[Raw records]
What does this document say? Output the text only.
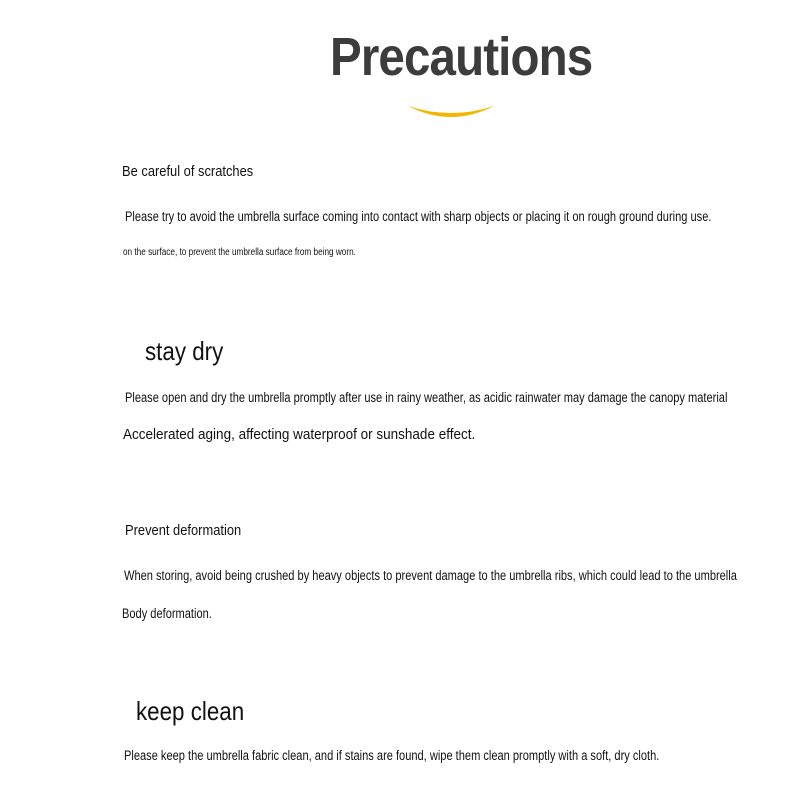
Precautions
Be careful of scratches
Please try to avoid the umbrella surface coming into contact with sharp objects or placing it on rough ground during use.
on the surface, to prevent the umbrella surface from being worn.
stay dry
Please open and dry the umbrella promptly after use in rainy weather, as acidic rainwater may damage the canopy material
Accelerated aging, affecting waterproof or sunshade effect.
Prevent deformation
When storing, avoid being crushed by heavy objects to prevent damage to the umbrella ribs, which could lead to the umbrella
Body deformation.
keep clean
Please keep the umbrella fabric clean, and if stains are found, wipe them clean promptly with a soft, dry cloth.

# WHAT THE TASK REQUIRES
Reproduce every line of the material precisely, omitting its pictures.

# FINISHED EXERCISE
What does this document say? Output the text only.
Precautions
Be careful of scratches
Please try to avoid the umbrella surface coming into contact with sharp objects or placing it on rough ground during use.
on the surface, to prevent the umbrella surface from being worn.
stay dry
Please open and dry the umbrella promptly after use in rainy weather, as acidic rainwater may damage the canopy material
Accelerated aging, affecting waterproof or sunshade effect.
Prevent deformation
When storing, avoid being crushed by heavy objects to prevent damage to the umbrella ribs, which could lead to the umbrella
Body deformation.
keep clean
Please keep the umbrella fabric clean, and if stains are found, wipe them clean promptly with a soft, dry cloth.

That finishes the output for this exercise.